THE DATA »
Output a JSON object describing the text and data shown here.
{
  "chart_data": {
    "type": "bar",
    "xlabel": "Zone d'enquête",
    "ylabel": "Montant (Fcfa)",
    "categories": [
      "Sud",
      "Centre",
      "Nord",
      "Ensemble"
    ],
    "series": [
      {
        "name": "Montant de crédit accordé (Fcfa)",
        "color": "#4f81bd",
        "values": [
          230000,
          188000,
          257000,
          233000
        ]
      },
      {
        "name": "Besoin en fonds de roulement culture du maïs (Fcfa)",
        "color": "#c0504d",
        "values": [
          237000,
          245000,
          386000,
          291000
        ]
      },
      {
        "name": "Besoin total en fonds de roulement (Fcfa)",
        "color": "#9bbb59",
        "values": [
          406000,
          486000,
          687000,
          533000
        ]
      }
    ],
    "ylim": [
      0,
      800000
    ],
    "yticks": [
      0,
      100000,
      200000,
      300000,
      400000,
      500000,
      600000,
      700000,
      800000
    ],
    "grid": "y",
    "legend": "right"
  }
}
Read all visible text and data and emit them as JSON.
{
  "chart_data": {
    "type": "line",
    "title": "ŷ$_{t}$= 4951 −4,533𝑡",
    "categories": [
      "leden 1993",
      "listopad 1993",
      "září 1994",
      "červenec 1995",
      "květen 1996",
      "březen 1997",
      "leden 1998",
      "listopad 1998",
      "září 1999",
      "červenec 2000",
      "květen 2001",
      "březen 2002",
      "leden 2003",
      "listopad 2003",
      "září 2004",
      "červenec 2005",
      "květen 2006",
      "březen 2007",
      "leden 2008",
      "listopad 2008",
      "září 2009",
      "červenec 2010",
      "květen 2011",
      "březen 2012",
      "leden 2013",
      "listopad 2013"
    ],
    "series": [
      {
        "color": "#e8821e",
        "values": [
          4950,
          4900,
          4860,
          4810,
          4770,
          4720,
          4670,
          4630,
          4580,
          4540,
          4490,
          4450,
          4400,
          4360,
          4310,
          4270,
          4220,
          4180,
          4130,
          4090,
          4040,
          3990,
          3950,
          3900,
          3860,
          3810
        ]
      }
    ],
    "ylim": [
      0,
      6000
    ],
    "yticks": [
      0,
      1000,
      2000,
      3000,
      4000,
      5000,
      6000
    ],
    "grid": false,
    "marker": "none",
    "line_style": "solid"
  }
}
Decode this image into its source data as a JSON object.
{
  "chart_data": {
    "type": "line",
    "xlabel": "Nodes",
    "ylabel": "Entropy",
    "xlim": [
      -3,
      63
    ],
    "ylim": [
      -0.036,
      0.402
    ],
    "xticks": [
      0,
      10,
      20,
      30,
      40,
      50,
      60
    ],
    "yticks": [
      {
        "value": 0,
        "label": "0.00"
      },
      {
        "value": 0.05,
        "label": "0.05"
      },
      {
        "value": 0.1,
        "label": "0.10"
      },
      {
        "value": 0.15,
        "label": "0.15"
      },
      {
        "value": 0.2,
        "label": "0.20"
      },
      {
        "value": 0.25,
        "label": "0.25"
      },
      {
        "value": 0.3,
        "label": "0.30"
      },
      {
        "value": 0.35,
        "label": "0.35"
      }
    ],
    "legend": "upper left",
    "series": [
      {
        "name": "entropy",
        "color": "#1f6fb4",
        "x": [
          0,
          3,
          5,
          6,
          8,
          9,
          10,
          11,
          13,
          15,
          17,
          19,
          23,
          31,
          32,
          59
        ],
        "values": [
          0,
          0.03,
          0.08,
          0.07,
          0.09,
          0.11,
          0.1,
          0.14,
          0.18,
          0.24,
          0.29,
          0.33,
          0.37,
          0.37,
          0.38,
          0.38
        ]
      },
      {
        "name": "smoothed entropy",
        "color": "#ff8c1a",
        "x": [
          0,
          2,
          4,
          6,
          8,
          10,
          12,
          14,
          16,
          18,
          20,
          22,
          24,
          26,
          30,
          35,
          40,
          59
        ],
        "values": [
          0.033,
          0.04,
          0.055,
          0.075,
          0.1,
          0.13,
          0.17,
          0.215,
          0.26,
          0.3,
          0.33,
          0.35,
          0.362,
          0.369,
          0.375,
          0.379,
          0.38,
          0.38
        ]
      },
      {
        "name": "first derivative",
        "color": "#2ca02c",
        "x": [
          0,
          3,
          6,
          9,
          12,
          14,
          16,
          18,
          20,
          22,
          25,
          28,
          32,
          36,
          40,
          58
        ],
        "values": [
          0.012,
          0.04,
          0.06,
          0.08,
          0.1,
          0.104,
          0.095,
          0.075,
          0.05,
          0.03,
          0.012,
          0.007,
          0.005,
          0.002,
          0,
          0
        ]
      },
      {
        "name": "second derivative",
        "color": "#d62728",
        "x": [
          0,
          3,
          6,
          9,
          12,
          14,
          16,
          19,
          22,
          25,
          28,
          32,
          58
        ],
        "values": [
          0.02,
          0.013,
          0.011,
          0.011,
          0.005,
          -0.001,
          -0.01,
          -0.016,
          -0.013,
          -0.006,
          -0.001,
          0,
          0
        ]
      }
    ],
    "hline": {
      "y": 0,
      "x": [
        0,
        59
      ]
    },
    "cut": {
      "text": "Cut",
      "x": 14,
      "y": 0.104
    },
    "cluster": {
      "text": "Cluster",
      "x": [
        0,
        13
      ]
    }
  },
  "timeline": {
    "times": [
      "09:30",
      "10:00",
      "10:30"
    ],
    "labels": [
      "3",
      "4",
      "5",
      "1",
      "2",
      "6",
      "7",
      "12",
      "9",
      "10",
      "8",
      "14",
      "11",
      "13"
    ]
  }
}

PROBLEM TO SOLVE »
Provide only the number of lines in the records containing the string "květen".

SOLUTION TO THIS TASK »
4